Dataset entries
────────────────────

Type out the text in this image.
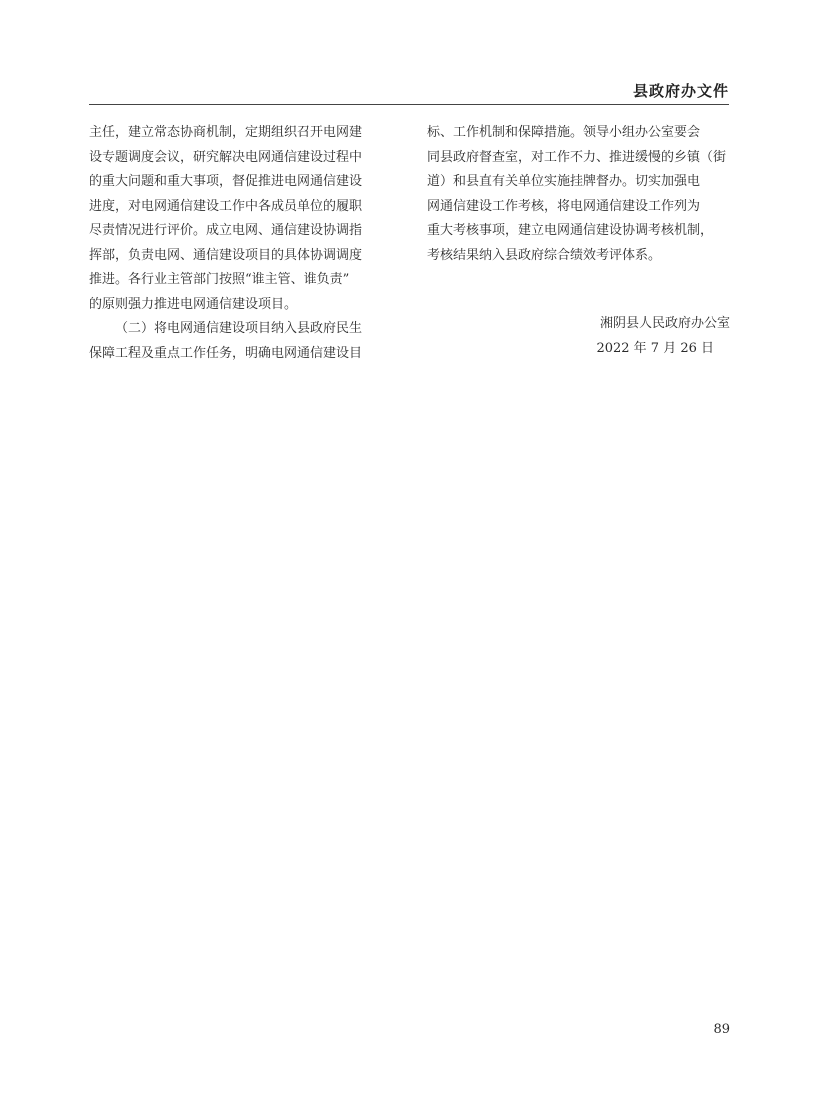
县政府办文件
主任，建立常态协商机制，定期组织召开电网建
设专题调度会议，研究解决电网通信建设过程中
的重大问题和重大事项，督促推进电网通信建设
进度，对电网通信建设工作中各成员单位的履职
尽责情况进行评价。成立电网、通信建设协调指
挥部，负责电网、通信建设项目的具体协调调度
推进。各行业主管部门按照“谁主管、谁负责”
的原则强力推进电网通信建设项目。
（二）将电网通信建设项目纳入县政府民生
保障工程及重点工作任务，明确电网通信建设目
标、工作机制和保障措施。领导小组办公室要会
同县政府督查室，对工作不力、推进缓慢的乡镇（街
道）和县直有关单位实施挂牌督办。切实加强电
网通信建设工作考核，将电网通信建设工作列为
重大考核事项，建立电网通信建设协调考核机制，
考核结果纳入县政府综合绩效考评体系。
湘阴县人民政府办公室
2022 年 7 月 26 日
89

────────────────────

■ WHAT THE EXERCISE ASKS
Copy every entry word for word, but omit the pictures.

■ ANSWER
Type out the text in this image.
县政府办文件
主任，建立常态协商机制，定期组织召开电网建
设专题调度会议，研究解决电网通信建设过程中
的重大问题和重大事项，督促推进电网通信建设
进度，对电网通信建设工作中各成员单位的履职
尽责情况进行评价。成立电网、通信建设协调指
挥部，负责电网、通信建设项目的具体协调调度
推进。各行业主管部门按照“谁主管、谁负责”
的原则强力推进电网通信建设项目。
（二）将电网通信建设项目纳入县政府民生
保障工程及重点工作任务，明确电网通信建设目
标、工作机制和保障措施。领导小组办公室要会
同县政府督查室，对工作不力、推进缓慢的乡镇（街
道）和县直有关单位实施挂牌督办。切实加强电
网通信建设工作考核，将电网通信建设工作列为
重大考核事项，建立电网通信建设协调考核机制，
考核结果纳入县政府综合绩效考评体系。
湘阴县人民政府办公室
2022 年 7 月 26 日
89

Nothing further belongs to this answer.